* _Your objective_: Wherever the word "JSON" shows up in a line, please copy that line.

[Stored records]
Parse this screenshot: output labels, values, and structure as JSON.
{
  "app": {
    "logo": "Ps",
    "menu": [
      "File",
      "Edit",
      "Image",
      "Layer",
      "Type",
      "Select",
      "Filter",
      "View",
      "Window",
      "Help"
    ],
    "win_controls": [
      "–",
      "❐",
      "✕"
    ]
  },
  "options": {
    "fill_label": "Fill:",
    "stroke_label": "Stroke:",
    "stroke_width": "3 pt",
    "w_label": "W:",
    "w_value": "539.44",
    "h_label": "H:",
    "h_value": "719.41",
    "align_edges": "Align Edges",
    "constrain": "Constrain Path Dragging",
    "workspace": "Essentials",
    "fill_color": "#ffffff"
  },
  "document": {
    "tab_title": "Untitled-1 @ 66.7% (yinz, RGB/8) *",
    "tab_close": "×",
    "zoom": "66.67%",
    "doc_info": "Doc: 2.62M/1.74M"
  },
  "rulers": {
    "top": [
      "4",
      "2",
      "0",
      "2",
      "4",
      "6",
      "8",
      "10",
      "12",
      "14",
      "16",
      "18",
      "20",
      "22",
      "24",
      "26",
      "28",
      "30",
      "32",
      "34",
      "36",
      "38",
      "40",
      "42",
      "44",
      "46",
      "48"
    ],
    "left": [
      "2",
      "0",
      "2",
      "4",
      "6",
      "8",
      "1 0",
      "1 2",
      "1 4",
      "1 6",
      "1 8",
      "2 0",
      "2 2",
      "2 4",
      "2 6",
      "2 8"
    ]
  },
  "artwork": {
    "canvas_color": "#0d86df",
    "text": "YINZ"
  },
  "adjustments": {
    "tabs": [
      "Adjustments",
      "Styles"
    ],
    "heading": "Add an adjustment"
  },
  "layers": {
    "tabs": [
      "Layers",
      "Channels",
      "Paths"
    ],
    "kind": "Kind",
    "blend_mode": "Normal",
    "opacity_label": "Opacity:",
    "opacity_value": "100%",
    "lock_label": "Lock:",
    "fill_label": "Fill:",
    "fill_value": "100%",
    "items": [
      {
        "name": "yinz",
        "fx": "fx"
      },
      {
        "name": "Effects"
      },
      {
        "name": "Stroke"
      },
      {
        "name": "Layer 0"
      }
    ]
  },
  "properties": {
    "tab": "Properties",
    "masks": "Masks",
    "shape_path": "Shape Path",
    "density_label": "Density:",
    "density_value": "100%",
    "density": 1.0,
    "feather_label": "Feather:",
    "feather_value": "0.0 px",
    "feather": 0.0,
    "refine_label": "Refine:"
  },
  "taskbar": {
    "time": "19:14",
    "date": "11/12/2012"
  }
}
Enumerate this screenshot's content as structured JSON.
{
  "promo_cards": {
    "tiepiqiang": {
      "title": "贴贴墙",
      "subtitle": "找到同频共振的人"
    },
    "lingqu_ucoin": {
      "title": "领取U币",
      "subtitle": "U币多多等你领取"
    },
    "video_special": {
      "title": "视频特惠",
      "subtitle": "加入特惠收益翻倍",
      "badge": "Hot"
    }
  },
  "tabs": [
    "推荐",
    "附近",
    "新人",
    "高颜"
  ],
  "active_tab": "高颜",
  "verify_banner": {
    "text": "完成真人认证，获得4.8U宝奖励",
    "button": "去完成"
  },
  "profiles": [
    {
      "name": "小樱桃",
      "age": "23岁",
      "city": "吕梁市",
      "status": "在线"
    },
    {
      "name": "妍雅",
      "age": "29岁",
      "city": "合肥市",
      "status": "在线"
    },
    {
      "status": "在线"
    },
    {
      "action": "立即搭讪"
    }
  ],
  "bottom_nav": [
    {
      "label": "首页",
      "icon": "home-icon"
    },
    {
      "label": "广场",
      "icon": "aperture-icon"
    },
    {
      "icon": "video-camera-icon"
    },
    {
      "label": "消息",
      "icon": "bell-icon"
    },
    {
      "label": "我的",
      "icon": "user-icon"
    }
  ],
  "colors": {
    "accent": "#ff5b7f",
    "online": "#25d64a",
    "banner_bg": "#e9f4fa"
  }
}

* _Exercise result_:
Parse this screenshot: output labels, values, and structure as JSON.
Enumerate this screenshot's content as structured JSON.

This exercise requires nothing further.